[RECORD LIST]:

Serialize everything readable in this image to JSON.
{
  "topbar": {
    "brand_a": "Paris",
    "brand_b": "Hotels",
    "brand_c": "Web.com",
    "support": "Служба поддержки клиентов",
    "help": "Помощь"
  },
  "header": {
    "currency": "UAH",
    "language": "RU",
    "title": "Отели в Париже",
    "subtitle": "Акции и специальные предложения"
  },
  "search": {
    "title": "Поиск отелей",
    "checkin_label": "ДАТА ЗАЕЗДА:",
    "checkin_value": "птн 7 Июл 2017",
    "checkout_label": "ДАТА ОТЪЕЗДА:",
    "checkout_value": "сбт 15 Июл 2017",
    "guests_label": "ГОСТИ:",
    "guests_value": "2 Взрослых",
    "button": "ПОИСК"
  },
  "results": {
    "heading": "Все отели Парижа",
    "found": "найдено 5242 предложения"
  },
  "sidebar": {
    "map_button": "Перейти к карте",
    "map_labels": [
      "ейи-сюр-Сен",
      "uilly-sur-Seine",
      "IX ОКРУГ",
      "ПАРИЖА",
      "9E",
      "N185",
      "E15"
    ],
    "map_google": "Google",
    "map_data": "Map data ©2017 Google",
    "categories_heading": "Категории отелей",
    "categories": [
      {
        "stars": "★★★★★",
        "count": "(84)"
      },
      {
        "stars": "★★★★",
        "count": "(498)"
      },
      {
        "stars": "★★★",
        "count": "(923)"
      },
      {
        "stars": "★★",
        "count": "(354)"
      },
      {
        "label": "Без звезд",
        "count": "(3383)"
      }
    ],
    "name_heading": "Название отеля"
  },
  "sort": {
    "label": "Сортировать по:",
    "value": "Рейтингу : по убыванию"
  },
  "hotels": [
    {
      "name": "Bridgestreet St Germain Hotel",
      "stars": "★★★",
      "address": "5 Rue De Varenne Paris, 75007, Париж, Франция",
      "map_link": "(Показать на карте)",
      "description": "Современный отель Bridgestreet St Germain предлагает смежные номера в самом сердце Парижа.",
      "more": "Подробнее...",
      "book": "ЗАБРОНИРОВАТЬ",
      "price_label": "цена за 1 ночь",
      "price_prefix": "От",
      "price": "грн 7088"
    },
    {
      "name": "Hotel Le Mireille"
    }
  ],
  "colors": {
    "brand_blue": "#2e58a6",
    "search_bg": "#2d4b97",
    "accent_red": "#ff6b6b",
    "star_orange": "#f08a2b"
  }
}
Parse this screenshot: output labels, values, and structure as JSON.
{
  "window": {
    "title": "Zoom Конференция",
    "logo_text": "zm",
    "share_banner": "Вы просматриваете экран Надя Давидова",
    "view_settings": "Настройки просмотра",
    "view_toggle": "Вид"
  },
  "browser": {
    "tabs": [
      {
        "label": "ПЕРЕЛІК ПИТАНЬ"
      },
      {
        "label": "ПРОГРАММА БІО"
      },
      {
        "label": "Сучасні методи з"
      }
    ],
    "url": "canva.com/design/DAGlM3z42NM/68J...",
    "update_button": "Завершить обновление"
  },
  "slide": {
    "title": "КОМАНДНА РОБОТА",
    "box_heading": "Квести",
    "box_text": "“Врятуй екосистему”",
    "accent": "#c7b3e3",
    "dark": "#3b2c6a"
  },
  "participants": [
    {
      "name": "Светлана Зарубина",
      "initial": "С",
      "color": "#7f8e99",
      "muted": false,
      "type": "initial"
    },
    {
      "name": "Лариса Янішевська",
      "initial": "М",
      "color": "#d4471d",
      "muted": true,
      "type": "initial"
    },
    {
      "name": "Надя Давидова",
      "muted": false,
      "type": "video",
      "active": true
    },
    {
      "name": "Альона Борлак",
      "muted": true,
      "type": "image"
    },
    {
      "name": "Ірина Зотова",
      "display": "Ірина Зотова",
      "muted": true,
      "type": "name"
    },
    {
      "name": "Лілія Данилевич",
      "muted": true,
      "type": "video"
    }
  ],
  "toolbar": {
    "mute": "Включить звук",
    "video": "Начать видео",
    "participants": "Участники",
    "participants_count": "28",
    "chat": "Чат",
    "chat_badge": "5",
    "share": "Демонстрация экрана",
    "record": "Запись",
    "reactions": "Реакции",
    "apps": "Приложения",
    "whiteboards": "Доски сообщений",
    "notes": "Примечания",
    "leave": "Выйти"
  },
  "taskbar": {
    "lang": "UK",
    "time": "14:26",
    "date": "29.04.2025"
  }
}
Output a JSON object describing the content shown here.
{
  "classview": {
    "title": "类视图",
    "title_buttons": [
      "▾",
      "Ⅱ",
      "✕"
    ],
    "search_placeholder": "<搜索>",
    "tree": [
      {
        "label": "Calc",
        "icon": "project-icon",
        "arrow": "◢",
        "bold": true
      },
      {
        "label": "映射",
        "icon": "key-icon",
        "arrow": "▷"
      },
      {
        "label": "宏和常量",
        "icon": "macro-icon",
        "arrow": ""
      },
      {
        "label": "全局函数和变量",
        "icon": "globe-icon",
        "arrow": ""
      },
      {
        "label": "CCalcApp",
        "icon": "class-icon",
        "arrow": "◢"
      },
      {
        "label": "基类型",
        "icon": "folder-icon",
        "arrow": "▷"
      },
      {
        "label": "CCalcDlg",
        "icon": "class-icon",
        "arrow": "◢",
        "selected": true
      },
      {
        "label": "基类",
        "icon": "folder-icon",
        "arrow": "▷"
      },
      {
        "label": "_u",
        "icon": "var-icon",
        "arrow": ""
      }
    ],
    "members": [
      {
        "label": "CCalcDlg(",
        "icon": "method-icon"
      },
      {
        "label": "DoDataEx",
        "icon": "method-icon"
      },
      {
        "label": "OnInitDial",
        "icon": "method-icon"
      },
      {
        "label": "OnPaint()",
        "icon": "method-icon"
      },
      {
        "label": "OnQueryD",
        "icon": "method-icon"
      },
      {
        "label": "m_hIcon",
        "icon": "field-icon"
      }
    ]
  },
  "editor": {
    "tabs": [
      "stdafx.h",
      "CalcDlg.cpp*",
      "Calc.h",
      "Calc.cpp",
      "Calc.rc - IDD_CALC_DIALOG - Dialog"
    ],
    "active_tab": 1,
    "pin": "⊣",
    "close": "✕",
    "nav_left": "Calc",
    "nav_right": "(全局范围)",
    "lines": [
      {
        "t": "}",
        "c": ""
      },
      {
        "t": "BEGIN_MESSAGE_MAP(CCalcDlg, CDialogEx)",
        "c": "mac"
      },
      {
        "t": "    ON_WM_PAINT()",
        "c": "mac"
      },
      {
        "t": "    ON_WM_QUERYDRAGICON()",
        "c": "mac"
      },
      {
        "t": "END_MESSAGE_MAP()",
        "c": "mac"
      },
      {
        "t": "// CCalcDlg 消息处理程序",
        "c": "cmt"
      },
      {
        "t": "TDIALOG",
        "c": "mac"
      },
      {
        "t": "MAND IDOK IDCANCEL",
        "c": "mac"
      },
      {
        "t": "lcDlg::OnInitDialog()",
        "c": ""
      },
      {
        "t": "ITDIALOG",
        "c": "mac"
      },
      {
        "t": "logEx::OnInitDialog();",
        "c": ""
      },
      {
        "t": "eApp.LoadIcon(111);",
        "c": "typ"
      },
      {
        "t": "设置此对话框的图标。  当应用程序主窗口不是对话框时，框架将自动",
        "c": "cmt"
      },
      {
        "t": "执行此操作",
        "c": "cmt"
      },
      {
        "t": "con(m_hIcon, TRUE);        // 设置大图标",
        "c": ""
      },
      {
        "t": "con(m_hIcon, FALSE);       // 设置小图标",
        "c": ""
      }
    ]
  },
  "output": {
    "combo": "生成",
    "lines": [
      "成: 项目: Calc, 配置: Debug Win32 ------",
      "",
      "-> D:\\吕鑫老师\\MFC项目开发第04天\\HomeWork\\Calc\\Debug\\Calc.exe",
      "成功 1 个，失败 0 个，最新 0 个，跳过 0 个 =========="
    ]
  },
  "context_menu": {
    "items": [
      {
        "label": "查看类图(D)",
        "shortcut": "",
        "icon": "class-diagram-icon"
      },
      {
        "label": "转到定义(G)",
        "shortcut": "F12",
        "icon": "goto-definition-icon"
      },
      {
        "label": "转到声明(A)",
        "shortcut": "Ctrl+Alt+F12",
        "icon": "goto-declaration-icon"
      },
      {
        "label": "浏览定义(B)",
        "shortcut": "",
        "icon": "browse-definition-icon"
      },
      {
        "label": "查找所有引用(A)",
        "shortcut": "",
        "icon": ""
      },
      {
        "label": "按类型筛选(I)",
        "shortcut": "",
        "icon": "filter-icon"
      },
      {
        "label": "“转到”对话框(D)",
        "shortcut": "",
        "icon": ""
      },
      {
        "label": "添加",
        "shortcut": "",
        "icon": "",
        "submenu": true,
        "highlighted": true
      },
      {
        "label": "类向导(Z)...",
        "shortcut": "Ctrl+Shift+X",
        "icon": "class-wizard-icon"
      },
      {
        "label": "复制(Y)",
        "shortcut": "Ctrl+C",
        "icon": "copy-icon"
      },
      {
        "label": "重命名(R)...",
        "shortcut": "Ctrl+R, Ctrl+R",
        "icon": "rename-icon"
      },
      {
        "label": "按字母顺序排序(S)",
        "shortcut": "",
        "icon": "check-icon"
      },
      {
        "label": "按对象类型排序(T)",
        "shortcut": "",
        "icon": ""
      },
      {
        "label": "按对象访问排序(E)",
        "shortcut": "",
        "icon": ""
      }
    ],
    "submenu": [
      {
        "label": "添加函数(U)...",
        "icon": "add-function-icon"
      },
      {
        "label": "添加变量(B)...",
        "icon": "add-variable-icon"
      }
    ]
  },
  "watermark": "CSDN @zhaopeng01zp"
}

[PROBLEM REQUIREMENTS]:
Report every line containing the word "image" from the listing above.

[REPLY TO THE TASK]:
Serialize everything readable in this image to JSON.
      "type": "image"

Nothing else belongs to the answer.